▶ Exercise:
Output the material below unchanged, apart from leaving out the pictures.

Data extracted from a collection:
***
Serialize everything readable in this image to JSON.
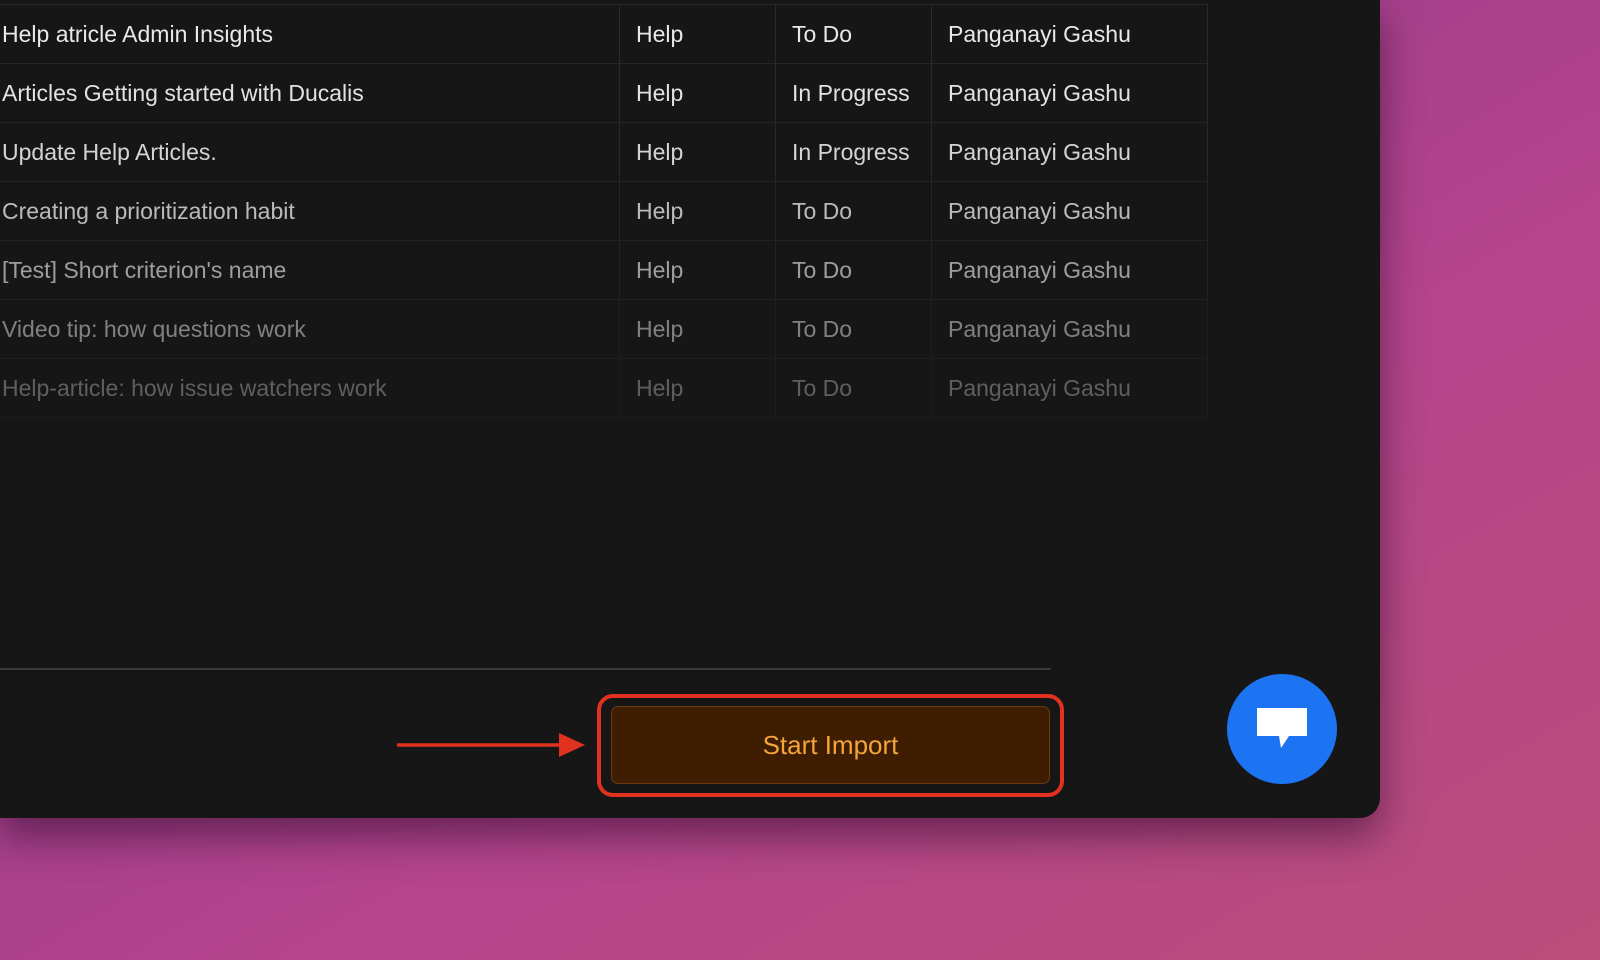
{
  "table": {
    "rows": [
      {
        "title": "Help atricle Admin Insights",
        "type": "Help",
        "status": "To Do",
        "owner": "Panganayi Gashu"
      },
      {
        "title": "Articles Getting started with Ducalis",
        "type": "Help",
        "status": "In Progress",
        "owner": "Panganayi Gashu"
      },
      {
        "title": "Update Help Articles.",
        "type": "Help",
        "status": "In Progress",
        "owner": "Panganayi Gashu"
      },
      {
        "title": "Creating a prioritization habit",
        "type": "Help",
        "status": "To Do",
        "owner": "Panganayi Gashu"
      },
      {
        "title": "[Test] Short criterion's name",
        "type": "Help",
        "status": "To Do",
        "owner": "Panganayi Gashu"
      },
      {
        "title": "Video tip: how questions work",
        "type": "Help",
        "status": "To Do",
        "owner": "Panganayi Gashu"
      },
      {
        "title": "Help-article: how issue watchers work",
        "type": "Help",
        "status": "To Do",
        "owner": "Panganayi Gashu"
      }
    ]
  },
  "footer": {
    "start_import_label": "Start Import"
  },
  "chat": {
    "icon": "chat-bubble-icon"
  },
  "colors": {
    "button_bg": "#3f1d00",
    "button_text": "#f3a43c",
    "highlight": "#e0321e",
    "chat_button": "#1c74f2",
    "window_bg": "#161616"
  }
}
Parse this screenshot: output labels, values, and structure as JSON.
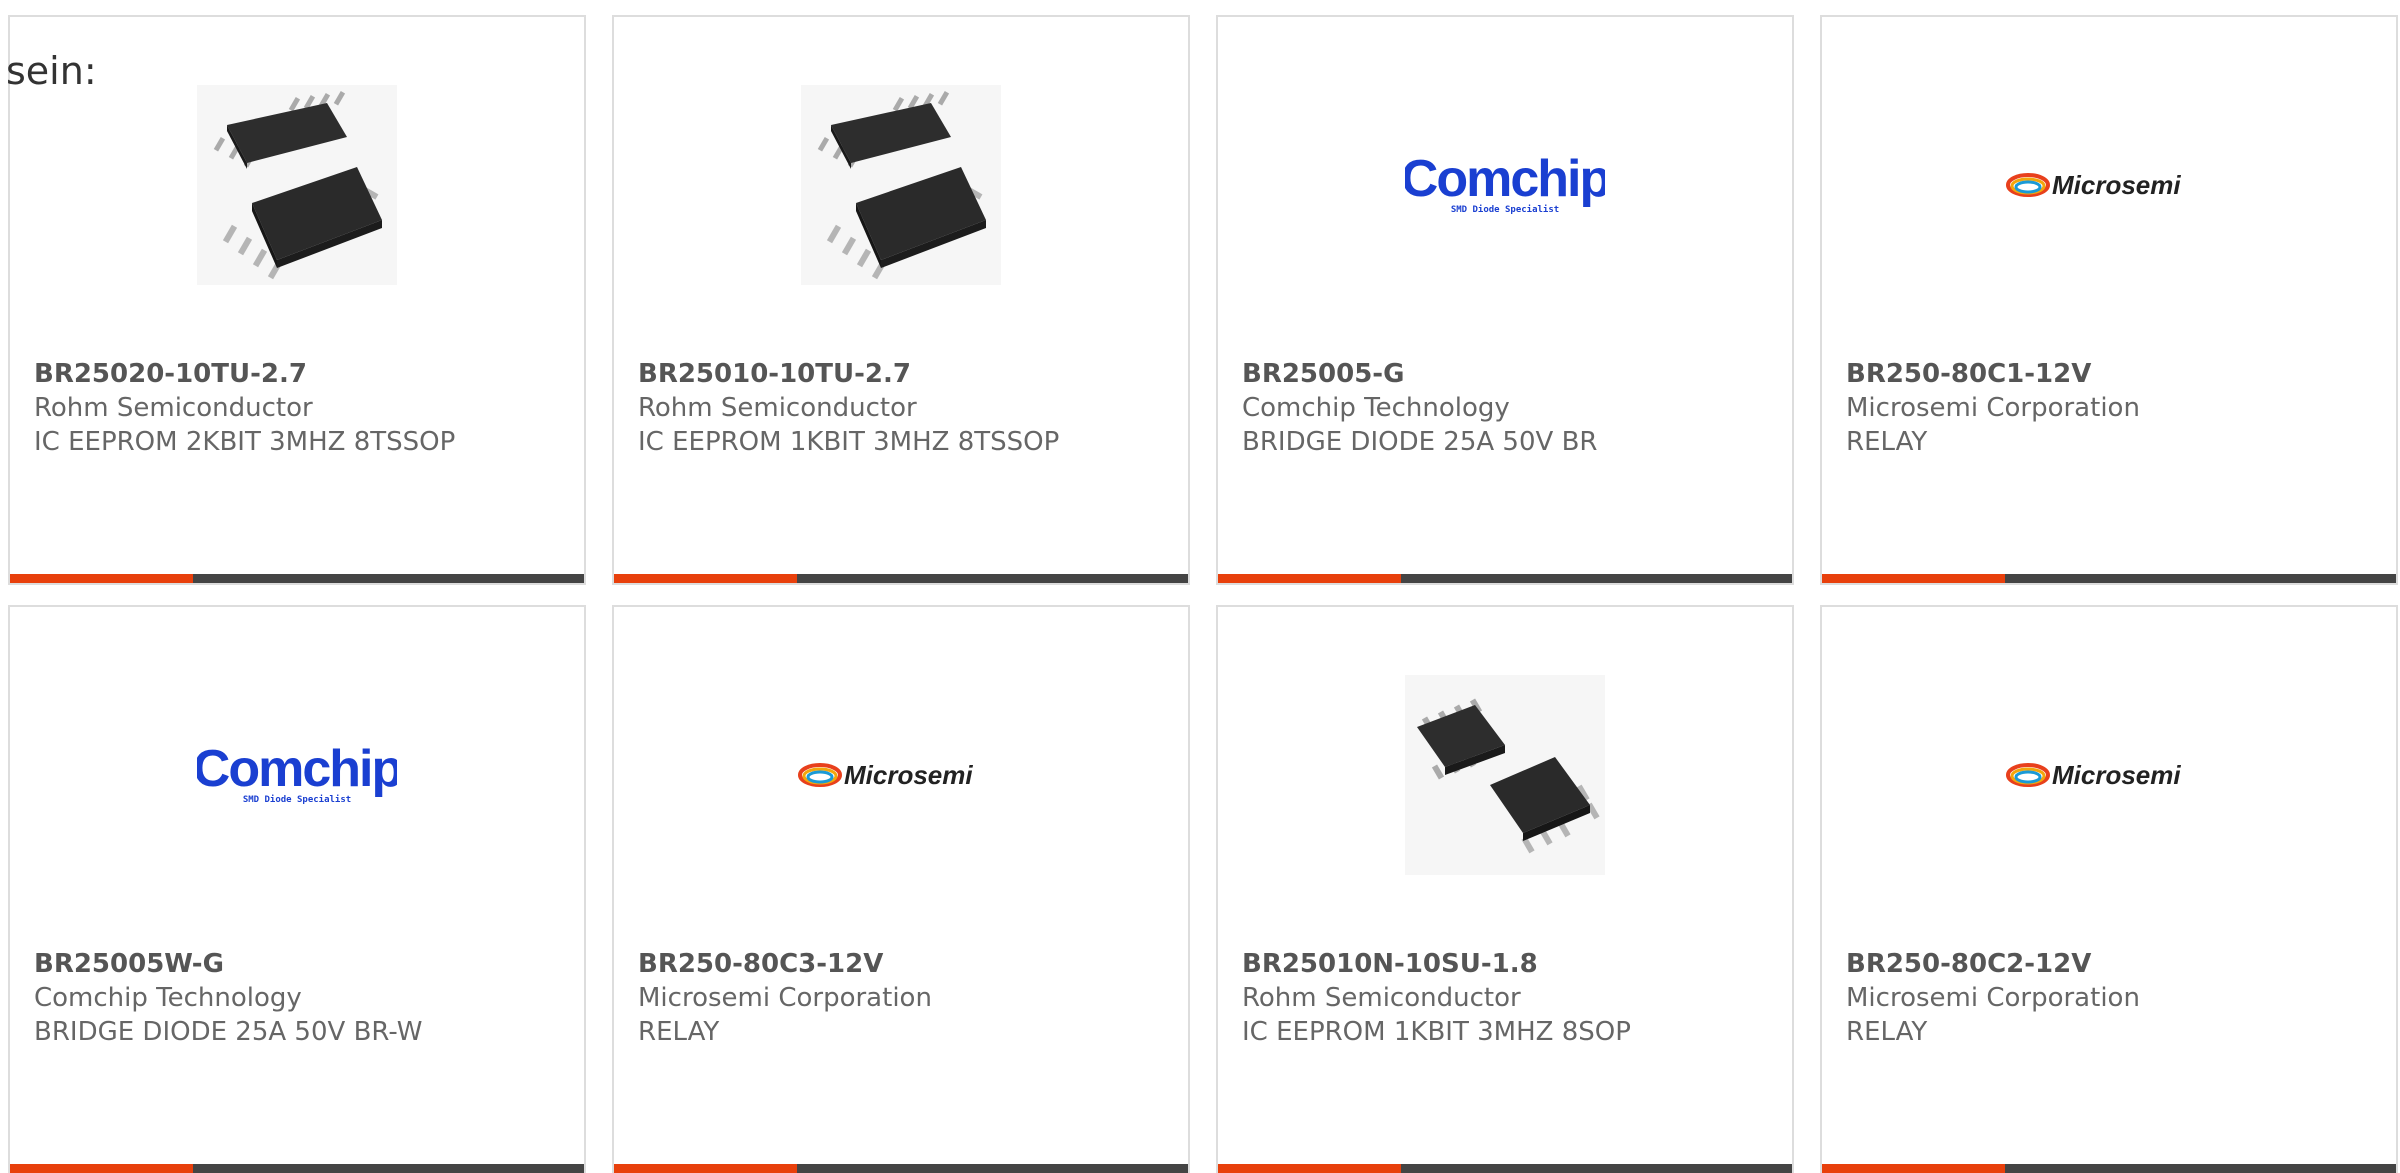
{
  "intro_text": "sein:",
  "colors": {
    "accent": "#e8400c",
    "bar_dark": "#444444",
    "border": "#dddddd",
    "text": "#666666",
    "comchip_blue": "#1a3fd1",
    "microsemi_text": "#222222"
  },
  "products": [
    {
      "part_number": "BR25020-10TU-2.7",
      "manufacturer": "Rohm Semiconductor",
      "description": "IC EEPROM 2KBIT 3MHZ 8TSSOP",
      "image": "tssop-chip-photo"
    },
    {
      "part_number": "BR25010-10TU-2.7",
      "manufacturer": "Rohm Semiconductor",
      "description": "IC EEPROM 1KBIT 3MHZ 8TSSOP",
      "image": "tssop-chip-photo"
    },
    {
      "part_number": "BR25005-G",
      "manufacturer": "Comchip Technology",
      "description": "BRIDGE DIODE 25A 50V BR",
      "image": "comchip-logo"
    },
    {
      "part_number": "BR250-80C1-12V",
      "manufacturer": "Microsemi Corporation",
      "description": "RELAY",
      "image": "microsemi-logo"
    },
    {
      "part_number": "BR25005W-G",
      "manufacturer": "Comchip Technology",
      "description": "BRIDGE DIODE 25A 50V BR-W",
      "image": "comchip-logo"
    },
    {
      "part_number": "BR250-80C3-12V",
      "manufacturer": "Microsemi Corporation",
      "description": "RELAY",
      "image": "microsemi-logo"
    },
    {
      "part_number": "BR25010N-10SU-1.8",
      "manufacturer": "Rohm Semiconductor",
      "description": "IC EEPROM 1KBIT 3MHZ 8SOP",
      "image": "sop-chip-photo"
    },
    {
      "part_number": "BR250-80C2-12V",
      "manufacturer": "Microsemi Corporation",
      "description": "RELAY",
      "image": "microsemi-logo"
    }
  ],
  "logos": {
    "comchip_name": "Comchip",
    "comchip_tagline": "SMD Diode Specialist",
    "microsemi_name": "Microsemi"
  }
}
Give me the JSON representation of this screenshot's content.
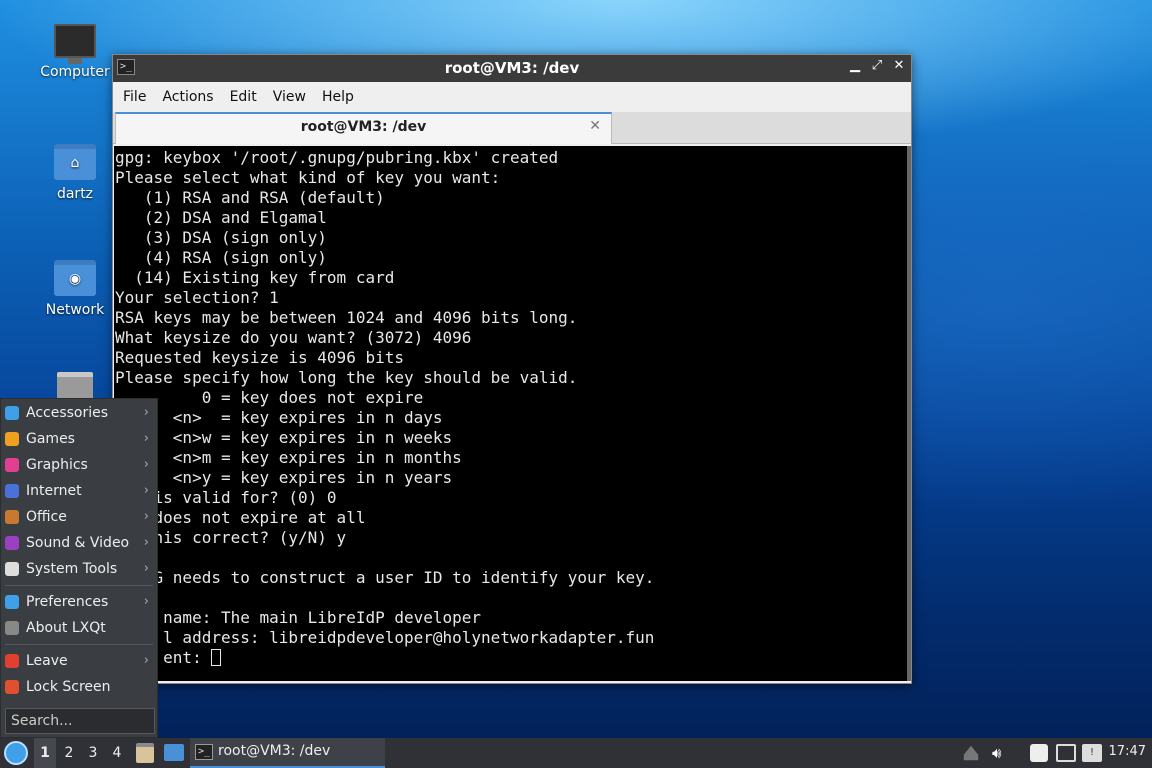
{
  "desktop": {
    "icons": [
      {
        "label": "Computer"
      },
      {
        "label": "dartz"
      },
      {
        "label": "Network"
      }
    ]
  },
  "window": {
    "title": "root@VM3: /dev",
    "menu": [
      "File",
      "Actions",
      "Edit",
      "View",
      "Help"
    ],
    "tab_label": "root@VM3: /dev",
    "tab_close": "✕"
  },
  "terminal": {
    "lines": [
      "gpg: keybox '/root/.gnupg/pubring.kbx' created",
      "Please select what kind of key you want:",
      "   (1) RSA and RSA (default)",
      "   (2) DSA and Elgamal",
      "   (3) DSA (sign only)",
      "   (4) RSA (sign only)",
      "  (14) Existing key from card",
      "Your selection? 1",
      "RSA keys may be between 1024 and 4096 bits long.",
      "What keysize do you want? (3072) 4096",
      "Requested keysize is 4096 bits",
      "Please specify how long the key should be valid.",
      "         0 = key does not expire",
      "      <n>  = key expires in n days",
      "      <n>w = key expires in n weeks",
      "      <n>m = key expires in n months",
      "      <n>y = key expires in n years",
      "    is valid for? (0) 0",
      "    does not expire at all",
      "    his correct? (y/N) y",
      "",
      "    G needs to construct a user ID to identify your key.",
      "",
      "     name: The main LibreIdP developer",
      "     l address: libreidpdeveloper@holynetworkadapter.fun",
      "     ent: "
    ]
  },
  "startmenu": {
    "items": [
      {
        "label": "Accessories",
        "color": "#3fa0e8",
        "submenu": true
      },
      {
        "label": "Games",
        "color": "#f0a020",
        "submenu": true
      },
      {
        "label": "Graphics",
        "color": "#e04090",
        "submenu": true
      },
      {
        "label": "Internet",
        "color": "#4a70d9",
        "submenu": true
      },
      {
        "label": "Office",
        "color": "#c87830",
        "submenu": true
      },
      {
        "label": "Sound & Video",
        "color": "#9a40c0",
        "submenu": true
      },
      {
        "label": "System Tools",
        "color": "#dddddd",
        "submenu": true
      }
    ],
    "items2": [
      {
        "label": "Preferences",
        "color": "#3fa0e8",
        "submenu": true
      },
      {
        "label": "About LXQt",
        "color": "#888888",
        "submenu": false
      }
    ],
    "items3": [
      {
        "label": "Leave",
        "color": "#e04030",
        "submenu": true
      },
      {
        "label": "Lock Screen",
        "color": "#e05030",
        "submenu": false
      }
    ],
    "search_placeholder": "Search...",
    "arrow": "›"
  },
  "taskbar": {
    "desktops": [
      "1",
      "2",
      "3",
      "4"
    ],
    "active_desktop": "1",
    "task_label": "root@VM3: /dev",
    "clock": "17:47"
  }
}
***
▶ Answer to the task:
Serialize everything readable in this image to JSON.
{
  "table": {
    "rows": [
      {
        "title": "Help atricle Admin Insights",
        "type": "Help",
        "status": "To Do",
        "owner": "Panganayi Gashu"
      },
      {
        "title": "Articles Getting started with Ducalis",
        "type": "Help",
        "status": "In Progress",
        "owner": "Panganayi Gashu"
      },
      {
        "title": "Update Help Articles.",
        "type": "Help",
        "status": "In Progress",
        "owner": "Panganayi Gashu"
      },
      {
        "title": "Creating a prioritization habit",
        "type": "Help",
        "status": "To Do",
        "owner": "Panganayi Gashu"
      },
      {
        "title": "[Test] Short criterion's name",
        "type": "Help",
        "status": "To Do",
        "owner": "Panganayi Gashu"
      },
      {
        "title": "Video tip: how questions work",
        "type": "Help",
        "status": "To Do",
        "owner": "Panganayi Gashu"
      },
      {
        "title": "Help-article: how issue watchers work",
        "type": "Help",
        "status": "To Do",
        "owner": "Panganayi Gashu"
      }
    ]
  },
  "footer": {
    "start_import_label": "Start Import"
  },
  "chat": {
    "icon": "chat-bubble-icon"
  },
  "colors": {
    "button_bg": "#3f1d00",
    "button_text": "#f3a43c",
    "highlight": "#e0321e",
    "chat_button": "#1c74f2",
    "window_bg": "#161616"
  }
}
Parse this screenshot: output labels, values, and structure as JSON.
{
  "intro_text": "sein:",
  "colors": {
    "accent": "#e8400c",
    "bar_dark": "#444444",
    "border": "#dddddd",
    "text": "#666666",
    "comchip_blue": "#1a3fd1",
    "microsemi_text": "#222222"
  },
  "products": [
    {
      "part_number": "BR25020-10TU-2.7",
      "manufacturer": "Rohm Semiconductor",
      "description": "IC EEPROM 2KBIT 3MHZ 8TSSOP",
      "image": "tssop-chip-photo"
    },
    {
      "part_number": "BR25010-10TU-2.7",
      "manufacturer": "Rohm Semiconductor",
      "description": "IC EEPROM 1KBIT 3MHZ 8TSSOP",
      "image": "tssop-chip-photo"
    },
    {
      "part_number": "BR25005-G",
      "manufacturer": "Comchip Technology",
      "description": "BRIDGE DIODE 25A 50V BR",
      "image": "comchip-logo"
    },
    {
      "part_number": "BR250-80C1-12V",
      "manufacturer": "Microsemi Corporation",
      "description": "RELAY",
      "image": "microsemi-logo"
    },
    {
      "part_number": "BR25005W-G",
      "manufacturer": "Comchip Technology",
      "description": "BRIDGE DIODE 25A 50V BR-W",
      "image": "comchip-logo"
    },
    {
      "part_number": "BR250-80C3-12V",
      "manufacturer": "Microsemi Corporation",
      "description": "RELAY",
      "image": "microsemi-logo"
    },
    {
      "part_number": "BR25010N-10SU-1.8",
      "manufacturer": "Rohm Semiconductor",
      "description": "IC EEPROM 1KBIT 3MHZ 8SOP",
      "image": "sop-chip-photo"
    },
    {
      "part_number": "BR250-80C2-12V",
      "manufacturer": "Microsemi Corporation",
      "description": "RELAY",
      "image": "microsemi-logo"
    }
  ],
  "logos": {
    "comchip_name": "Comchip",
    "comchip_tagline": "SMD Diode Specialist",
    "microsemi_name": "Microsemi"
  }
}
Give me the JSON representation of this screenshot's content.
{
  "desktop": {
    "icons": [
      {
        "label": "Computer"
      },
      {
        "label": "dartz"
      },
      {
        "label": "Network"
      }
    ]
  },
  "window": {
    "title": "root@VM3: /dev",
    "menu": [
      "File",
      "Actions",
      "Edit",
      "View",
      "Help"
    ],
    "tab_label": "root@VM3: /dev",
    "tab_close": "✕"
  },
  "terminal": {
    "lines": [
      "gpg: keybox '/root/.gnupg/pubring.kbx' created",
      "Please select what kind of key you want:",
      "   (1) RSA and RSA (default)",
      "   (2) DSA and Elgamal",
      "   (3) DSA (sign only)",
      "   (4) RSA (sign only)",
      "  (14) Existing key from card",
      "Your selection? 1",
      "RSA keys may be between 1024 and 4096 bits long.",
      "What keysize do you want? (3072) 4096",
      "Requested keysize is 4096 bits",
      "Please specify how long the key should be valid.",
      "         0 = key does not expire",
      "      <n>  = key expires in n days",
      "      <n>w = key expires in n weeks",
      "      <n>m = key expires in n months",
      "      <n>y = key expires in n years",
      "    is valid for? (0) 0",
      "    does not expire at all",
      "    his correct? (y/N) y",
      "",
      "    G needs to construct a user ID to identify your key.",
      "",
      "     name: The main LibreIdP developer",
      "     l address: libreidpdeveloper@holynetworkadapter.fun",
      "     ent: "
    ]
  },
  "startmenu": {
    "items": [
      {
        "label": "Accessories",
        "color": "#3fa0e8",
        "submenu": true
      },
      {
        "label": "Games",
        "color": "#f0a020",
        "submenu": true
      },
      {
        "label": "Graphics",
        "color": "#e04090",
        "submenu": true
      },
      {
        "label": "Internet",
        "color": "#4a70d9",
        "submenu": true
      },
      {
        "label": "Office",
        "color": "#c87830",
        "submenu": true
      },
      {
        "label": "Sound & Video",
        "color": "#9a40c0",
        "submenu": true
      },
      {
        "label": "System Tools",
        "color": "#dddddd",
        "submenu": true
      }
    ],
    "items2": [
      {
        "label": "Preferences",
        "color": "#3fa0e8",
        "submenu": true
      },
      {
        "label": "About LXQt",
        "color": "#888888",
        "submenu": false
      }
    ],
    "items3": [
      {
        "label": "Leave",
        "color": "#e04030",
        "submenu": true
      },
      {
        "label": "Lock Screen",
        "color": "#e05030",
        "submenu": false
      }
    ],
    "search_placeholder": "Search...",
    "arrow": "›"
  },
  "taskbar": {
    "desktops": [
      "1",
      "2",
      "3",
      "4"
    ],
    "active_desktop": "1",
    "task_label": "root@VM3: /dev",
    "clock": "17:47"
  }
}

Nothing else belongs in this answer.